GIVEN REQUEST:
Filter the entries below, keeping only lines with the word "type".

## start SOURCE RECORDS

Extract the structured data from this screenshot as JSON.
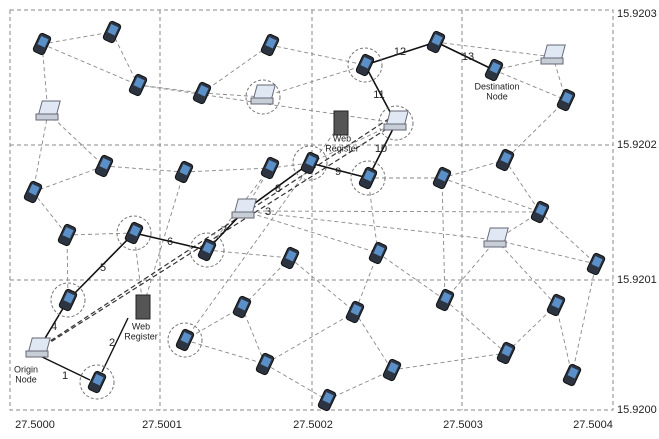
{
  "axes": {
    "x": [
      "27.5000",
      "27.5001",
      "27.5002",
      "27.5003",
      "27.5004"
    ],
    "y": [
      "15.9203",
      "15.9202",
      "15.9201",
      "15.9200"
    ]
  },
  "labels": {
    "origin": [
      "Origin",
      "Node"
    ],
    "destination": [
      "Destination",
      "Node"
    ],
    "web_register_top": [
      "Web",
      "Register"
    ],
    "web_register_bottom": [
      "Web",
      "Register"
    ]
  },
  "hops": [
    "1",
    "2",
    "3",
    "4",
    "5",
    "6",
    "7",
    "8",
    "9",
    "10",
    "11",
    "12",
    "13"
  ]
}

## end SOURCE RECORDS
## start SOURCE RECORDS

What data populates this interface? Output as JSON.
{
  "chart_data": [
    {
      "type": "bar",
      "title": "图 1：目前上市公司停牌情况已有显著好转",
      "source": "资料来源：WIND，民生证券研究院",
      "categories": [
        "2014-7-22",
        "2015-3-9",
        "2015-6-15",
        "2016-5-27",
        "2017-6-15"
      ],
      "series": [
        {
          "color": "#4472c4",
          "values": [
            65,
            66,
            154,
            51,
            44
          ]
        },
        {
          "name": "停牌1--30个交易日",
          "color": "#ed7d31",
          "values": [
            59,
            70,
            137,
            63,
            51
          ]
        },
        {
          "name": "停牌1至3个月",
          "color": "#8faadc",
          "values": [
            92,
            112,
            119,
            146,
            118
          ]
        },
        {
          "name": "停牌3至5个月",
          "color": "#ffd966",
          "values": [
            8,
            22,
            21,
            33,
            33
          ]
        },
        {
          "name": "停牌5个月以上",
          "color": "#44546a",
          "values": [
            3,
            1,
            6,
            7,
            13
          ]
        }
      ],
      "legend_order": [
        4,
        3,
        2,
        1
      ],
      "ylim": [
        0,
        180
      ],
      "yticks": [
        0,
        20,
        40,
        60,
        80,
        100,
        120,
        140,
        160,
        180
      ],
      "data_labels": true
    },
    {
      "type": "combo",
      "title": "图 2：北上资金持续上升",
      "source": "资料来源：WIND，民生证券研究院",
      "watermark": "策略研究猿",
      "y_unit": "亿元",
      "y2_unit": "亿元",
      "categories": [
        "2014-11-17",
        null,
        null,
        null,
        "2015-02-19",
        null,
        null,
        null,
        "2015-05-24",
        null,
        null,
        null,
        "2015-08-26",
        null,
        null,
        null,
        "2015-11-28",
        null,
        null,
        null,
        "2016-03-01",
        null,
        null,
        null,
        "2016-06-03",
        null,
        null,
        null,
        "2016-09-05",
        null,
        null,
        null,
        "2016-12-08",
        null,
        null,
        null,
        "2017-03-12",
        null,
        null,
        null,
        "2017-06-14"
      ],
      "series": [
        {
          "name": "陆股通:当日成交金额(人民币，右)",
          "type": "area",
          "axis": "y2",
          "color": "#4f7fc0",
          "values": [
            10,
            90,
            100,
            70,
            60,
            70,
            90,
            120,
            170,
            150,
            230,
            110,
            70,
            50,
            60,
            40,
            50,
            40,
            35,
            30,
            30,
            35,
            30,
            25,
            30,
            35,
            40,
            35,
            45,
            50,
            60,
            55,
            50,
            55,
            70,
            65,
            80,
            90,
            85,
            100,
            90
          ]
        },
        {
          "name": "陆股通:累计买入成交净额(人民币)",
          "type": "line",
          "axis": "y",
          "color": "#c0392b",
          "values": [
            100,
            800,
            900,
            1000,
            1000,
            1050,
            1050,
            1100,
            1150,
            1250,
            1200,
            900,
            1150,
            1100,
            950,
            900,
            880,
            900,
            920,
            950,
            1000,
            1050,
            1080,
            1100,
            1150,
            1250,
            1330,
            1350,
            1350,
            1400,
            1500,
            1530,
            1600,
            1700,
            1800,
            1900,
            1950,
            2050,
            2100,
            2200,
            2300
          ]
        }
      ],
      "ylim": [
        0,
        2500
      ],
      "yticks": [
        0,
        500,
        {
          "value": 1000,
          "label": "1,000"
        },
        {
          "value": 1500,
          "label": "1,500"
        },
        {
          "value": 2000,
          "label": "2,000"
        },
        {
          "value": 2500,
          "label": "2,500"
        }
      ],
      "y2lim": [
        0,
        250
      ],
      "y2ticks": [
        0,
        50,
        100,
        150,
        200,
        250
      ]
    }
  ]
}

## end SOURCE RECORDS

RESPONSE TO THIS EXERCISE:
      "type": "bar",
      "type": "combo",
          "type": "area",
          "type": "line",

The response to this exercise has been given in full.